:: TRY IT ::
Copy the data precisely, keeping every character.

:: RECORDS ::
BEGIN
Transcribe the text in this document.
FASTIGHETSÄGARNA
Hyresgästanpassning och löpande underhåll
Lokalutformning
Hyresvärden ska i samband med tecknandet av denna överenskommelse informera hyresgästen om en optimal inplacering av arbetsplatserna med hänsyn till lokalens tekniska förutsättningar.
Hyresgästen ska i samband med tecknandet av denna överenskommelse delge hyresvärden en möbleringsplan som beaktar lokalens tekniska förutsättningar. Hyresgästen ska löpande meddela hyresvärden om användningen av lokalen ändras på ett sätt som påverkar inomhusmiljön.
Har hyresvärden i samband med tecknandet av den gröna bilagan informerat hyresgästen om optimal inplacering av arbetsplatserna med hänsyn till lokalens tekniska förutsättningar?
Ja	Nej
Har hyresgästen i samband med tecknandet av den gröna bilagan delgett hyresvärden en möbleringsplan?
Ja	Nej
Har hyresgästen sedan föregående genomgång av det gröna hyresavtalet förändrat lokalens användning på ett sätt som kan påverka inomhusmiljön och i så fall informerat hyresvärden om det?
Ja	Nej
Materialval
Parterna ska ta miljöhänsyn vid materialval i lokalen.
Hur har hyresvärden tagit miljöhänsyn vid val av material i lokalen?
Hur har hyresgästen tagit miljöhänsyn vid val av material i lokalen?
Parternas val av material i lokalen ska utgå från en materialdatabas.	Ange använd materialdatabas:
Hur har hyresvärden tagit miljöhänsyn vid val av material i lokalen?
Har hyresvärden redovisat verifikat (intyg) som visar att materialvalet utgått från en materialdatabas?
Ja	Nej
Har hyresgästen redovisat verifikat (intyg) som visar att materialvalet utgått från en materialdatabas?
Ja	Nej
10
END
:: TASK RESULT ::
Transcribe the text in this document.
FASTIGHETSÄGARNA
Hyresgästanpassning och löpande underhåll
Lokalutformning
Hyresvärden ska i samband med tecknandet av denna överenskommelse informera hyresgästen om en optimal inplacering av arbetsplatserna med hänsyn till lokalens tekniska förutsättningar.
Hyresgästen ska i samband med tecknandet av denna överenskommelse delge hyresvärden en möbleringsplan som beaktar lokalens tekniska förutsättningar. Hyresgästen ska löpande meddela hyresvärden om användningen av lokalen ändras på ett sätt som påverkar inomhusmiljön.
Har hyresvärden i samband med tecknandet av den gröna bilagan informerat hyresgästen om optimal inplacering av arbetsplatserna med hänsyn till lokalens tekniska förutsättningar?
Ja	Nej
Har hyresgästen i samband med tecknandet av den gröna bilagan delgett hyresvärden en möbleringsplan?
Ja	Nej
Har hyresgästen sedan föregående genomgång av det gröna hyresavtalet förändrat lokalens användning på ett sätt som kan påverka inomhusmiljön och i så fall informerat hyresvärden om det?
Ja	Nej
Materialval
Parterna ska ta miljöhänsyn vid materialval i lokalen.
Hur har hyresvärden tagit miljöhänsyn vid val av material i lokalen?
Hur har hyresgästen tagit miljöhänsyn vid val av material i lokalen?
Parternas val av material i lokalen ska utgå från en materialdatabas.	Ange använd materialdatabas:
Hur har hyresvärden tagit miljöhänsyn vid val av material i lokalen?
Har hyresvärden redovisat verifikat (intyg) som visar att materialvalet utgått från en materialdatabas?
Ja	Nej
Har hyresgästen redovisat verifikat (intyg) som visar att materialvalet utgått från en materialdatabas?
Ja	Nej
10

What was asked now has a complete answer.